Extracts from a graphics dataset:
######

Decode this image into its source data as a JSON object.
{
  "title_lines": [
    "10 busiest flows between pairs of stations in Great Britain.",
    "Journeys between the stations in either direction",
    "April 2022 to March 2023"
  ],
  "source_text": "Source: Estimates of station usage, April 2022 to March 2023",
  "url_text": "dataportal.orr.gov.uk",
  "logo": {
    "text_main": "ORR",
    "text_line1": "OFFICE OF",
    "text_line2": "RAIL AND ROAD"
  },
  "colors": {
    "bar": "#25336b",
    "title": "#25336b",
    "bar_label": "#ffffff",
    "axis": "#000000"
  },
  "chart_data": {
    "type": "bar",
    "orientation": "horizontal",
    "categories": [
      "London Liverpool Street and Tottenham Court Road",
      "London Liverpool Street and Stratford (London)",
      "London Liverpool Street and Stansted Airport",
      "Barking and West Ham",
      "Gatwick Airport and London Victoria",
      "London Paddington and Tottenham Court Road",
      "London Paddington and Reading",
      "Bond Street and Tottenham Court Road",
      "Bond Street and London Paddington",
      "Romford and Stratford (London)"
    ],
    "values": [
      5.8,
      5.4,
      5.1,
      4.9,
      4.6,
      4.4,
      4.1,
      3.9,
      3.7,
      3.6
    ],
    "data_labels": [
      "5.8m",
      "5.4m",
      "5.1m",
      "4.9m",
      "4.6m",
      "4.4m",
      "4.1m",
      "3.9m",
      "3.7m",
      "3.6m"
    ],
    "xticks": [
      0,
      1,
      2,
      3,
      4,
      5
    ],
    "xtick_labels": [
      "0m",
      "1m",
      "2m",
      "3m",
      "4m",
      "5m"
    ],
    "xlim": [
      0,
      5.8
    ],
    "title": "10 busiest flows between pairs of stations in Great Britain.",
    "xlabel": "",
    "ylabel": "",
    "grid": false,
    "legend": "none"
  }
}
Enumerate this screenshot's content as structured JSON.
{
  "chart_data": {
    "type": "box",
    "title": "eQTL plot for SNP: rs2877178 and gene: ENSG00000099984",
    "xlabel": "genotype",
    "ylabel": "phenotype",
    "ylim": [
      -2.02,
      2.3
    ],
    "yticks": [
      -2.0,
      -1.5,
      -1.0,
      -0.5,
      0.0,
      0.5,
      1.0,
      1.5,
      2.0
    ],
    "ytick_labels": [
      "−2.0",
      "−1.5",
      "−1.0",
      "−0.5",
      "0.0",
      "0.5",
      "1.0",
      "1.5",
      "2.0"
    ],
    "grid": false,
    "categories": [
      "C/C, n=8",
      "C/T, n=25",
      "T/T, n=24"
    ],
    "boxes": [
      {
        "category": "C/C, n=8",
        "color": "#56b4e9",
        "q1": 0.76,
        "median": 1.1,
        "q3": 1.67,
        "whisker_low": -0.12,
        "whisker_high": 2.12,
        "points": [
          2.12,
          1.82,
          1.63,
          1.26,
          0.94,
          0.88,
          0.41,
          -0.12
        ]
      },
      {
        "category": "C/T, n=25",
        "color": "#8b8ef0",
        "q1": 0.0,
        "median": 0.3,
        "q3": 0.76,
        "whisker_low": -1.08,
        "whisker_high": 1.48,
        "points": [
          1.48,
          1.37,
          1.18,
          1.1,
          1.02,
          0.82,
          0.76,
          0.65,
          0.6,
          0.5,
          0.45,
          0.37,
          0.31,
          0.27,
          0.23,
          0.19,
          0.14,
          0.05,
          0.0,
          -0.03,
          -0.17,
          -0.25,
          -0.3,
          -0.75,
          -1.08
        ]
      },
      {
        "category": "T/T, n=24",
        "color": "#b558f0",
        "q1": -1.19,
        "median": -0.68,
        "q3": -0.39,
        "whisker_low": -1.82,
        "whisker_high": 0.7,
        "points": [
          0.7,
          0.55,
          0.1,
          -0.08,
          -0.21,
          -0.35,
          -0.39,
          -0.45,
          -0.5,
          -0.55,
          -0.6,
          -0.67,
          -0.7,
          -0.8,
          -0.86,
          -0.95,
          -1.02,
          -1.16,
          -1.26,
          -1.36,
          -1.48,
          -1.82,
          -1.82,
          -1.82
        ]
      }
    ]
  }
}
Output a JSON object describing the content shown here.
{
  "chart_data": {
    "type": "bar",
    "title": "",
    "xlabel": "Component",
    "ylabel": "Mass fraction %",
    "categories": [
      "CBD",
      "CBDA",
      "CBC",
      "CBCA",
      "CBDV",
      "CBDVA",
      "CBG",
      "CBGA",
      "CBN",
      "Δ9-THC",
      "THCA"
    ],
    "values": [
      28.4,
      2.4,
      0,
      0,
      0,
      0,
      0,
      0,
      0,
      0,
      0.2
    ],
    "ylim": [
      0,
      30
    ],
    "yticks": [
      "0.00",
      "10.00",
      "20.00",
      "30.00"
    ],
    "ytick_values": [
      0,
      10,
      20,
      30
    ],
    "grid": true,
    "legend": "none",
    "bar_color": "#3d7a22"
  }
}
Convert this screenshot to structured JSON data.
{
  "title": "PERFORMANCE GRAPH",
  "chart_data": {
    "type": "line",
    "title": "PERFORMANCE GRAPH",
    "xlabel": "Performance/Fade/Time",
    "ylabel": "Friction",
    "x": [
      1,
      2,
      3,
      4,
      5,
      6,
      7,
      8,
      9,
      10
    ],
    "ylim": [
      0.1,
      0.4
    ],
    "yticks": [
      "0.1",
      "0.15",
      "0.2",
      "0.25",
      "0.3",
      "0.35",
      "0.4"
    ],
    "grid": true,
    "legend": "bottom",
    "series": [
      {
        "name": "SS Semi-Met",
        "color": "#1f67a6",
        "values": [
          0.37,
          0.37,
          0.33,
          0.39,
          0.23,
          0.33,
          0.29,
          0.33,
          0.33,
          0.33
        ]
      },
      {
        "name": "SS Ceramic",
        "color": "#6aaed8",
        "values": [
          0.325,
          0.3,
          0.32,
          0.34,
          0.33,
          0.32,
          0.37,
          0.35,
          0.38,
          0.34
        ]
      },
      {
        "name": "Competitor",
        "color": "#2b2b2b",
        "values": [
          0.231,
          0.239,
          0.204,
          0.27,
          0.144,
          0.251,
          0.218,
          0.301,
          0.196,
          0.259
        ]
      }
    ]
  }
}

######

- THE REQUEST -
Only the lines from the one containing "Convert this screenshot" to the end of the records should be repeated, exactly as they appear.

- EXERCISE SOLUTION -
Convert this screenshot to structured JSON data.
{
  "title": "PERFORMANCE GRAPH",
  "chart_data": {
    "type": "line",
    "title": "PERFORMANCE GRAPH",
    "xlabel": "Performance/Fade/Time",
    "ylabel": "Friction",
    "x": [
      1,
      2,
      3,
      4,
      5,
      6,
      7,
      8,
      9,
      10
    ],
    "ylim": [
      0.1,
      0.4
    ],
    "yticks": [
      "0.1",
      "0.15",
      "0.2",
      "0.25",
      "0.3",
      "0.35",
      "0.4"
    ],
    "grid": true,
    "legend": "bottom",
    "series": [
      {
        "name": "SS Semi-Met",
        "color": "#1f67a6",
        "values": [
          0.37,
          0.37,
          0.33,
          0.39,
          0.23,
          0.33,
          0.29,
          0.33,
          0.33,
          0.33
        ]
      },
      {
        "name": "SS Ceramic",
        "color": "#6aaed8",
        "values": [
          0.325,
          0.3,
          0.32,
          0.34,
          0.33,
          0.32,
          0.37,
          0.35,
          0.38,
          0.34
        ]
      },
      {
        "name": "Competitor",
        "color": "#2b2b2b",
        "values": [
          0.231,
          0.239,
          0.204,
          0.27,
          0.144,
          0.251,
          0.218,
          0.301,
          0.196,
          0.259
        ]
      }
    ]
  }
}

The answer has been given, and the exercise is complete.